### Exercise objective
Lines that hold the word "structured" should be located and copied.

## start Record set

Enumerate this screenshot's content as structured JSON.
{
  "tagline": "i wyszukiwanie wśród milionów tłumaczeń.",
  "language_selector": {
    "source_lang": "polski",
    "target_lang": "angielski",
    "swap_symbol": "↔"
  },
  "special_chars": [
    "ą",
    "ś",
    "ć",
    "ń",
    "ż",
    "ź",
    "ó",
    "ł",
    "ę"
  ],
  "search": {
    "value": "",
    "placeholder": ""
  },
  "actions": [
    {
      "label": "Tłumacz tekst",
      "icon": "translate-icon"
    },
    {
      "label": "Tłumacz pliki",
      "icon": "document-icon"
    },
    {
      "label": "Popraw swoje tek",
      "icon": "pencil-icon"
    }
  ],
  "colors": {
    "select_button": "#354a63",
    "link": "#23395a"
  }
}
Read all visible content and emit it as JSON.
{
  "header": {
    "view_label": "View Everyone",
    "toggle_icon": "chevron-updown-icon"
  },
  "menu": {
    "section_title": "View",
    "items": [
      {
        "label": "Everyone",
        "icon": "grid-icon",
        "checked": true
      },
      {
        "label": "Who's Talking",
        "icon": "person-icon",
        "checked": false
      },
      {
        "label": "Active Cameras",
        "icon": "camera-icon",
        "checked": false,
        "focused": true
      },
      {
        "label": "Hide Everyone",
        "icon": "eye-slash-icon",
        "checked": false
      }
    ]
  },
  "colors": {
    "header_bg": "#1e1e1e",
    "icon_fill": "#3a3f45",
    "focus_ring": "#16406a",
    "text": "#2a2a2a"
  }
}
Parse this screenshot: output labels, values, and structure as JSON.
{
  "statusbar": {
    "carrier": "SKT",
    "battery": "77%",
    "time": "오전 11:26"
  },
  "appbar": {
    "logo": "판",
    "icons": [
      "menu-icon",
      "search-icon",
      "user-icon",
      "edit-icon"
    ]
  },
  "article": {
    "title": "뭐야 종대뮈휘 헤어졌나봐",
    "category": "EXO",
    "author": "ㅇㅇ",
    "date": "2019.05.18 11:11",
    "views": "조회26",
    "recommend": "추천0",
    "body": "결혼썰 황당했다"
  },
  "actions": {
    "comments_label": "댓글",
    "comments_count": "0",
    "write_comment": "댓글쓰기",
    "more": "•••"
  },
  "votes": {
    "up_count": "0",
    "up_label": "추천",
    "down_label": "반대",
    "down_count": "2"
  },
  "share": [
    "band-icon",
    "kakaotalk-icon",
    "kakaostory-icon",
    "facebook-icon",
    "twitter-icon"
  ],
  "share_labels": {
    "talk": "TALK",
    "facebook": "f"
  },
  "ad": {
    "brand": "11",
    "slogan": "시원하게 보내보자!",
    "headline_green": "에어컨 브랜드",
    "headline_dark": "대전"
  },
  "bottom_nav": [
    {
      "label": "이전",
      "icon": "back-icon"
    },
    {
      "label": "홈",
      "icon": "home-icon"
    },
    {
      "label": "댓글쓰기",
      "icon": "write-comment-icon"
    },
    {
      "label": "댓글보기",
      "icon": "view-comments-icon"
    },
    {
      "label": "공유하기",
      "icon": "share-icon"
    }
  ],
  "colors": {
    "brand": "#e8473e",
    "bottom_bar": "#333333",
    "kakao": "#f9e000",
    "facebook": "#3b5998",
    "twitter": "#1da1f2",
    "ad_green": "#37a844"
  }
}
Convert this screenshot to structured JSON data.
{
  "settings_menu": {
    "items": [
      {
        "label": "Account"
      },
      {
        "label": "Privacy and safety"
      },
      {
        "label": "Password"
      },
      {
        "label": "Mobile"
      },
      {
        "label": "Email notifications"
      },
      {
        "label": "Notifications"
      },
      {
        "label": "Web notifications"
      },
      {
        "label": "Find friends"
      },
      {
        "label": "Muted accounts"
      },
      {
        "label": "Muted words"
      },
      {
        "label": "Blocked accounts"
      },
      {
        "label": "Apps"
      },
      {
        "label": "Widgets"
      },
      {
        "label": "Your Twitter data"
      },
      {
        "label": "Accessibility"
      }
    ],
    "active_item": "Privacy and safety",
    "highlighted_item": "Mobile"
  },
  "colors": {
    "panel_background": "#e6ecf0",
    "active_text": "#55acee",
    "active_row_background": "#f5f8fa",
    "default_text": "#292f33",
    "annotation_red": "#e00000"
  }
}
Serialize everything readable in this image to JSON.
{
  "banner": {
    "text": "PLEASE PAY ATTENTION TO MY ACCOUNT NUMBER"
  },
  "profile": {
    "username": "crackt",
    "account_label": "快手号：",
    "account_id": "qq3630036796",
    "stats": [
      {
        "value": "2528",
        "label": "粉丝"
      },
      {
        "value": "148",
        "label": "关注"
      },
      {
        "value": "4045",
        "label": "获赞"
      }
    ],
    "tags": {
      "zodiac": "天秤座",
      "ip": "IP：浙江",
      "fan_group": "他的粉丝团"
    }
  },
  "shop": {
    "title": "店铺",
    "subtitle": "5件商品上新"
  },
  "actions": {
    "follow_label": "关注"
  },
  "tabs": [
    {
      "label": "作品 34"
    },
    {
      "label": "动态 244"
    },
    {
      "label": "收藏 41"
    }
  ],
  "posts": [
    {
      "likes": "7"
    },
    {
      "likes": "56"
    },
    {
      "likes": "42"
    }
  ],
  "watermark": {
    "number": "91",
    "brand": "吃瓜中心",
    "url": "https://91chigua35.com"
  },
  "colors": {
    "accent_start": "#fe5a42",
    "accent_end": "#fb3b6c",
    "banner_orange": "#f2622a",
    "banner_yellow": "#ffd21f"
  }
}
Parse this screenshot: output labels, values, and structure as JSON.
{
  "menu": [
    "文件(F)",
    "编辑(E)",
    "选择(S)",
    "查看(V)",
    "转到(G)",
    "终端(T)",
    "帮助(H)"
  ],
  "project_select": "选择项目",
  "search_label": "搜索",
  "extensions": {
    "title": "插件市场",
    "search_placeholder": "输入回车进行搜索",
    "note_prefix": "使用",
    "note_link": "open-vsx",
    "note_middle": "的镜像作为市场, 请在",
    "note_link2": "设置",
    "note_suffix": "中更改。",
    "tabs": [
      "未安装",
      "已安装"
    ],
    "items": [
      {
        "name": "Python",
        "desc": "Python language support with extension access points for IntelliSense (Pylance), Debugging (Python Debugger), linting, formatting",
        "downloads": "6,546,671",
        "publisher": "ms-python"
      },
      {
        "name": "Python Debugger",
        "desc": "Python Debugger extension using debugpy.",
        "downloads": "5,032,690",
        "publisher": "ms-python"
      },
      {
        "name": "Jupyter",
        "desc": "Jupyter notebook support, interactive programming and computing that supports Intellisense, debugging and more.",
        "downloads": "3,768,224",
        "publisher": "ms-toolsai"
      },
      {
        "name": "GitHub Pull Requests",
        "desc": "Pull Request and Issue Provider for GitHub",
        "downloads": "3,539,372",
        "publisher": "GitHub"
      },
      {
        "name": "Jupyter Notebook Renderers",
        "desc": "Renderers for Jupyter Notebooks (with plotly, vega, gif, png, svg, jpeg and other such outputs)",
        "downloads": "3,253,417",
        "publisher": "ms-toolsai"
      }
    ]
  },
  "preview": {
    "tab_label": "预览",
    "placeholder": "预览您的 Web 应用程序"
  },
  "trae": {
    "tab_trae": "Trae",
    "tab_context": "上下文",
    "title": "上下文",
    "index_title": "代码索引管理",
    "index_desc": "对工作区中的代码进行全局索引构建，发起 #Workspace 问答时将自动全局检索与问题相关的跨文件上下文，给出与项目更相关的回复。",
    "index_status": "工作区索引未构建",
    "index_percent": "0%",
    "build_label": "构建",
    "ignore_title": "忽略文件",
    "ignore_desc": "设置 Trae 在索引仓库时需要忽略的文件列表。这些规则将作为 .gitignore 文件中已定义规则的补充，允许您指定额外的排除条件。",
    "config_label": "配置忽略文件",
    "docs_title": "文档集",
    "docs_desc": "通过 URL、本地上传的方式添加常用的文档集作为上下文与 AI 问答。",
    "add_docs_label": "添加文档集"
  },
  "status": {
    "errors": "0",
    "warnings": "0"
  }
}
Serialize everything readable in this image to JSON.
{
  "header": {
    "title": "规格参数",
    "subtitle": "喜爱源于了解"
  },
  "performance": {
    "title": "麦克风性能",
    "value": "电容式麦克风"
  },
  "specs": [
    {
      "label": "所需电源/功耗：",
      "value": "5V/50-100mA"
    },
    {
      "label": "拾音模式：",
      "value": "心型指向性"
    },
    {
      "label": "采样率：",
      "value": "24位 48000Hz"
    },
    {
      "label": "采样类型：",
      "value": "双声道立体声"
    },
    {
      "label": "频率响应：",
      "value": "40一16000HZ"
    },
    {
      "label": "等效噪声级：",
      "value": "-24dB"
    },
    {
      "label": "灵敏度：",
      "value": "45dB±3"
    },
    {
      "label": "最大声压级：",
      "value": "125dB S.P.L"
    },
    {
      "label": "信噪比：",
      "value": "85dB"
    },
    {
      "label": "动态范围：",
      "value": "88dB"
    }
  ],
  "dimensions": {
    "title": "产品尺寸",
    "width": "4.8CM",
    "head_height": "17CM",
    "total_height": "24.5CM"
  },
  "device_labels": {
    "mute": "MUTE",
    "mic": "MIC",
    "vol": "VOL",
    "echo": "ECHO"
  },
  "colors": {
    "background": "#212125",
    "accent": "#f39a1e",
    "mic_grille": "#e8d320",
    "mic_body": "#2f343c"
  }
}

## end Record set

### Finished answer
Enumerate this screenshot's content as structured JSON.
Convert this screenshot to structured JSON data.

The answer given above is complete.